(begin)
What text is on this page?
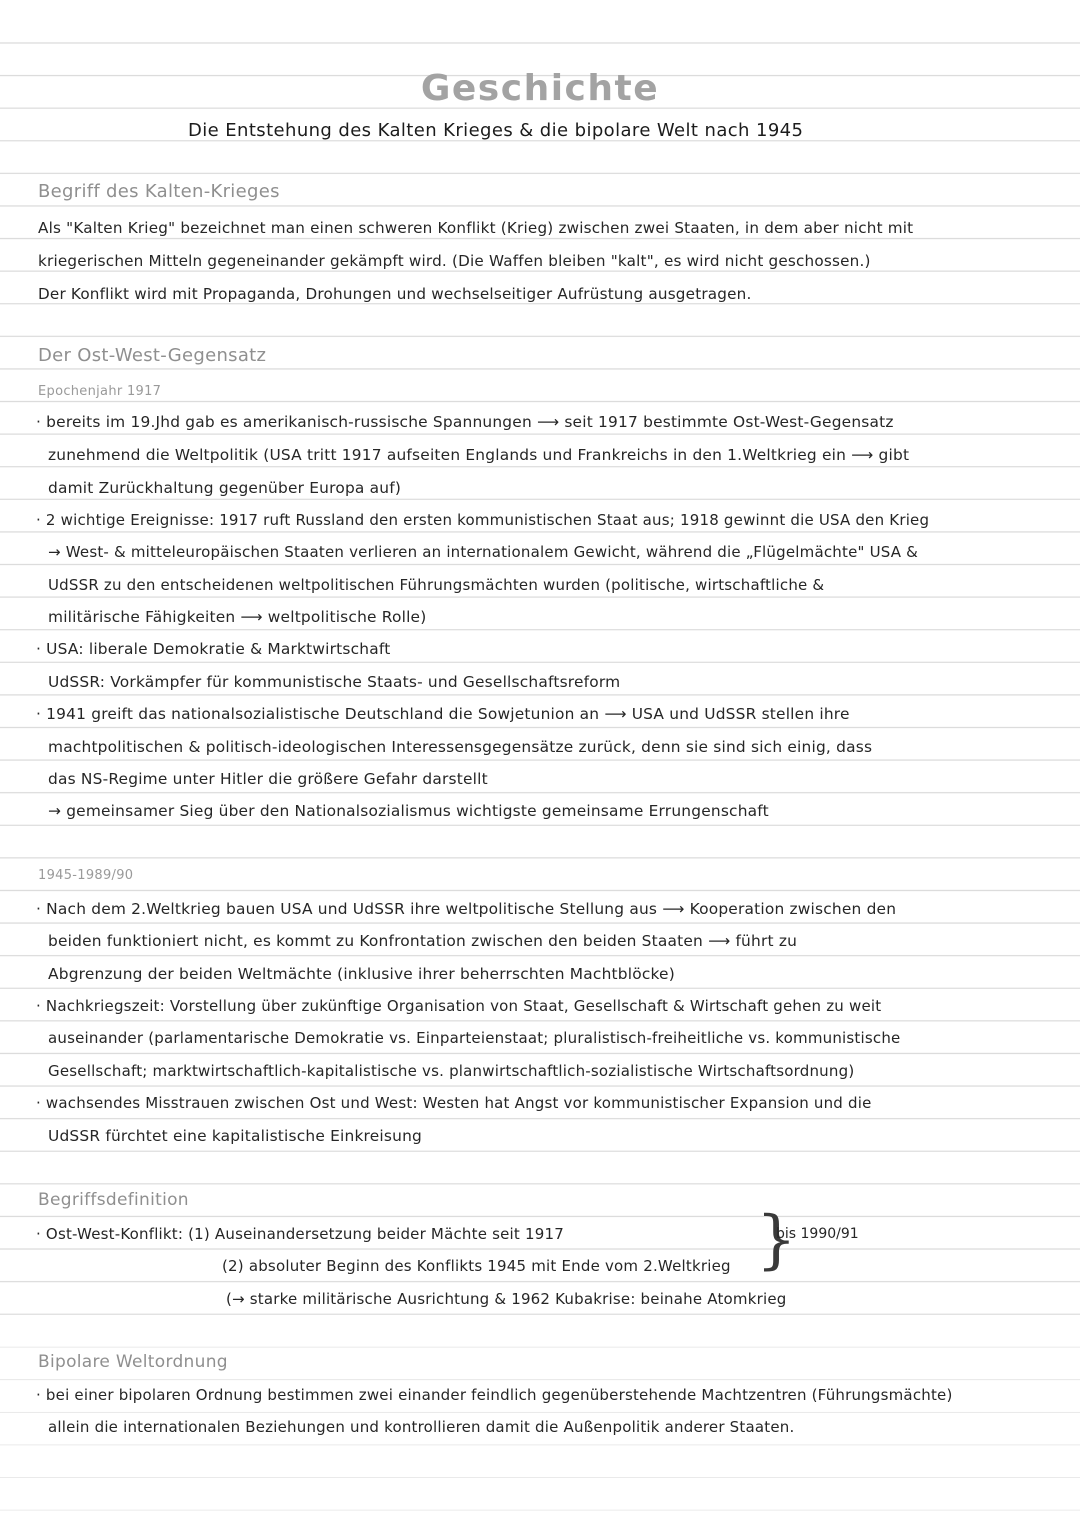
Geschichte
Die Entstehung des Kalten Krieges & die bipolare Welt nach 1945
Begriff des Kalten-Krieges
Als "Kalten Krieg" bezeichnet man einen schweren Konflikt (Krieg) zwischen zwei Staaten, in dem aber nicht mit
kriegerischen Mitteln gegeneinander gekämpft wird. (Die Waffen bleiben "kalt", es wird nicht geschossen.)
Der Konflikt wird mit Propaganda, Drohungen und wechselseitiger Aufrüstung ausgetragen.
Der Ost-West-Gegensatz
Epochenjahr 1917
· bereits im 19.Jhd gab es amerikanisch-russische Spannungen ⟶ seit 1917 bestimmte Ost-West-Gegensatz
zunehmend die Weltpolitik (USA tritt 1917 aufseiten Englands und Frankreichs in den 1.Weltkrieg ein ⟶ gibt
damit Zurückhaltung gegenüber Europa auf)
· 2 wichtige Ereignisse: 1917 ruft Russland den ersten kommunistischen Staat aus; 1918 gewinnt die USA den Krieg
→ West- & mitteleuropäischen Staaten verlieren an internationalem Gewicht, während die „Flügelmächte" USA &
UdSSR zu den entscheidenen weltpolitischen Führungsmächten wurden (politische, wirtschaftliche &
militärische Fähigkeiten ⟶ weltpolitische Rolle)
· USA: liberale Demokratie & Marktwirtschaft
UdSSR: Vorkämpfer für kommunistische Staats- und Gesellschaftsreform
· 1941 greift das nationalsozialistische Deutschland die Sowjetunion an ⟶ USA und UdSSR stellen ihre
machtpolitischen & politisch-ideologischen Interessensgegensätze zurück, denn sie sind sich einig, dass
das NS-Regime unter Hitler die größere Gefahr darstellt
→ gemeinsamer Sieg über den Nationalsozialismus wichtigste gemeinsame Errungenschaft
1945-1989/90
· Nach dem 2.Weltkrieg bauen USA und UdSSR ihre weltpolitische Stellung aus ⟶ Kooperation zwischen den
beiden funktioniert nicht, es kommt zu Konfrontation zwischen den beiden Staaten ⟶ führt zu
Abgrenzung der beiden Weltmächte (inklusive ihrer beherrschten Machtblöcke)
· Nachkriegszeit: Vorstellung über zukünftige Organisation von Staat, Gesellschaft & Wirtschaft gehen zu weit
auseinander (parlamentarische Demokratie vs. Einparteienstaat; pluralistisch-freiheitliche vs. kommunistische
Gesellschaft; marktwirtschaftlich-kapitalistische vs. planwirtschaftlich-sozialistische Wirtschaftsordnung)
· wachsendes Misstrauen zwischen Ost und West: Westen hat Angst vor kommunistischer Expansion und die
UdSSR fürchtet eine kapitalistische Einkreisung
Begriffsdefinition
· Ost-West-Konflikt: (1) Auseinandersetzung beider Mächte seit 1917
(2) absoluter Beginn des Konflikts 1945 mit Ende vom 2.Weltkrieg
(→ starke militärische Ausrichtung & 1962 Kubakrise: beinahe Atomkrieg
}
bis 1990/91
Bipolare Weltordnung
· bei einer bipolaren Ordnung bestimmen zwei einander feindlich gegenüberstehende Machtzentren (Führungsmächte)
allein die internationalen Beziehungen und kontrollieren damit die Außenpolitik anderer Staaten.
(end)
(begin)
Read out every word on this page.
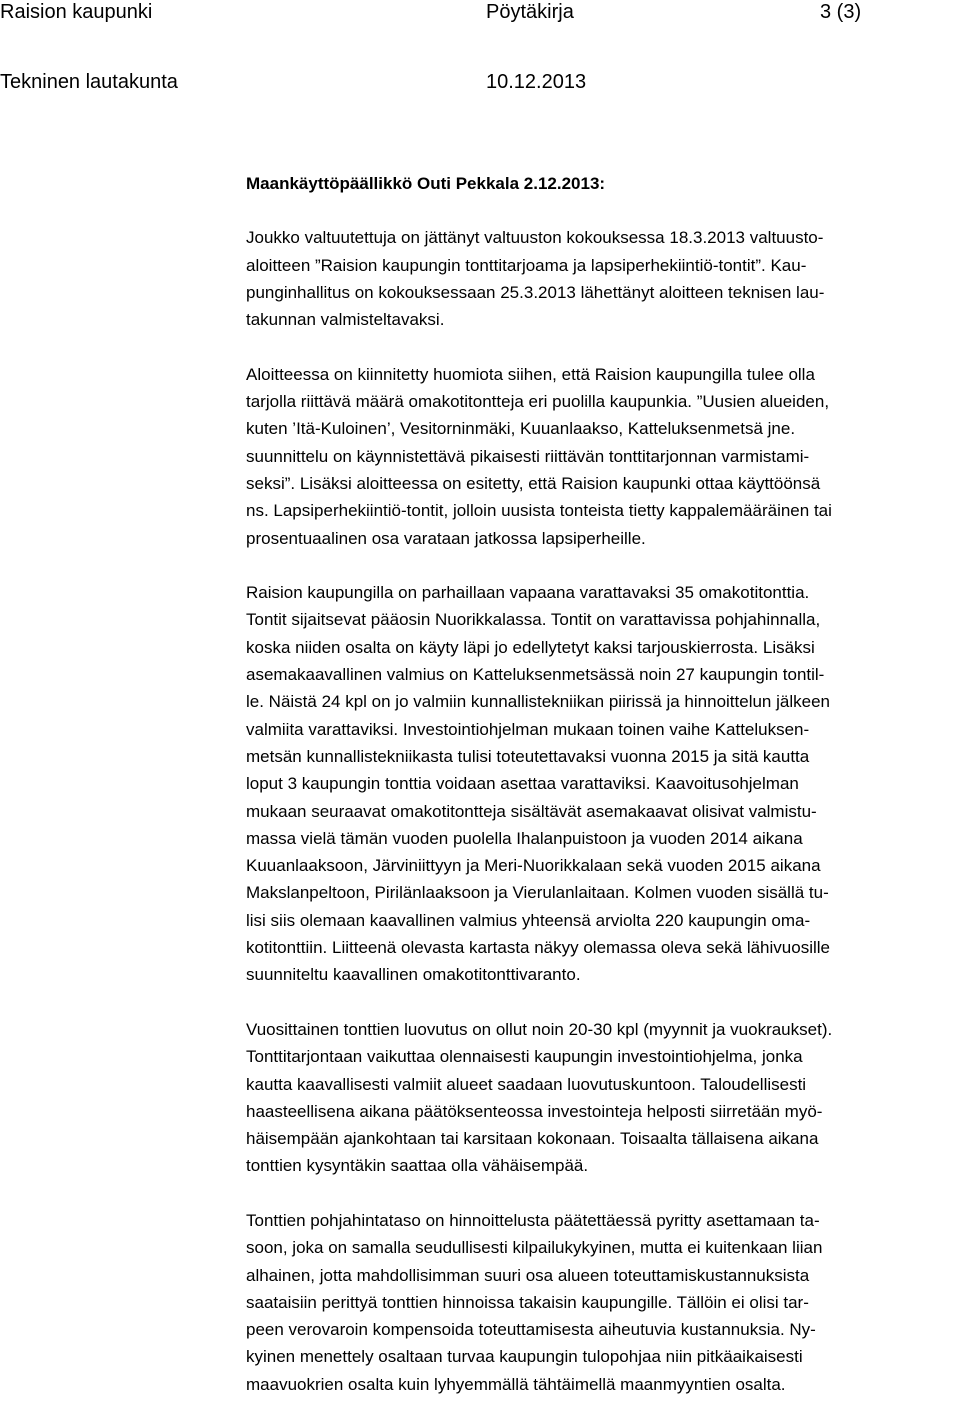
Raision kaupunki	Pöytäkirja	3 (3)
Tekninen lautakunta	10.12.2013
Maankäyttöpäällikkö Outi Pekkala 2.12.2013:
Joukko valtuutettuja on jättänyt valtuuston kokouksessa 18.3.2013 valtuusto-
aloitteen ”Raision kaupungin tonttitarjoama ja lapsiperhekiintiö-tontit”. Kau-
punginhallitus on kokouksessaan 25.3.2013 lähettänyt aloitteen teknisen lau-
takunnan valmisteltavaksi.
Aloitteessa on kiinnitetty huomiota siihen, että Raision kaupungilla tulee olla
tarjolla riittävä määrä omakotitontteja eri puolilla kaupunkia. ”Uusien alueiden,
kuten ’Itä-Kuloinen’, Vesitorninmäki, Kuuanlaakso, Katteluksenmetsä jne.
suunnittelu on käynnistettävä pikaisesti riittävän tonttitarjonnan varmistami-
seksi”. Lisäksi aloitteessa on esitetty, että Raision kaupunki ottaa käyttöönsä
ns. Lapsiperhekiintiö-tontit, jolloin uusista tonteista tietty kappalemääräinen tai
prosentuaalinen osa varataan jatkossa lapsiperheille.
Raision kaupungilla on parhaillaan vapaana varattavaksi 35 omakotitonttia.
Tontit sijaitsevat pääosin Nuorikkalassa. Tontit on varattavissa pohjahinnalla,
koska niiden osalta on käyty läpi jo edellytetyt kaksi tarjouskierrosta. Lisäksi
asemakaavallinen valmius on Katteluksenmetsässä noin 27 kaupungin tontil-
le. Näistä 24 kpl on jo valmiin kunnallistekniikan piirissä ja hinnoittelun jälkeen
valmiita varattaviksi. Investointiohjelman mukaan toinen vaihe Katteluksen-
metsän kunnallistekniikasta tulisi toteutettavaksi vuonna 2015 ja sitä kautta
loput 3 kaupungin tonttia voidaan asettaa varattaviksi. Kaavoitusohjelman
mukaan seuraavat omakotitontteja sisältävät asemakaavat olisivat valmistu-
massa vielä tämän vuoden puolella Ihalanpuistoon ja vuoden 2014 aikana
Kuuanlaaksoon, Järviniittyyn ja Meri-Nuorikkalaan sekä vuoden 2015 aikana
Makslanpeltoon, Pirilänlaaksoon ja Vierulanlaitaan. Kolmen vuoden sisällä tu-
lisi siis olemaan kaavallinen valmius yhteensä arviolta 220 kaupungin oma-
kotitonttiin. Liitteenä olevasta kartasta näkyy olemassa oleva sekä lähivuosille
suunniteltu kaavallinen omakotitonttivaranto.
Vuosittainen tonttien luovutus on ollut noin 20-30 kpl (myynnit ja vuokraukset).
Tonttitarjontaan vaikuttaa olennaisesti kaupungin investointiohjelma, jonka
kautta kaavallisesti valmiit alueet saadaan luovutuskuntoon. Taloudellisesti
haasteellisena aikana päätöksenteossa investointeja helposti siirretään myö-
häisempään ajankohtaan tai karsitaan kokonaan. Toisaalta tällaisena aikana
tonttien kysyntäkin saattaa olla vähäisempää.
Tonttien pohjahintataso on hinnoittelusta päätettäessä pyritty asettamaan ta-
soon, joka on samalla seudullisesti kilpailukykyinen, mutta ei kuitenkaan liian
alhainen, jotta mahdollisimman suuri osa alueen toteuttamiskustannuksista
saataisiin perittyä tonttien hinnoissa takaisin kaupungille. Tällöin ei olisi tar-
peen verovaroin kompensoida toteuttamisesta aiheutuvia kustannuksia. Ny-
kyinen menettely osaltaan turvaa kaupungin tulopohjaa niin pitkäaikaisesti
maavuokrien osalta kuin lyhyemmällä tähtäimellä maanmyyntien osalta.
(end)
To do: Copy each line of the listing that holds the word "sekä".

Reply:
Kuuanlaaksoon, Järviniittyyn ja Meri-Nuorikkalaan sekä vuoden 2015 aikana
kotitonttiin. Liitteenä olevasta kartasta näkyy olemassa oleva sekä lähivuosille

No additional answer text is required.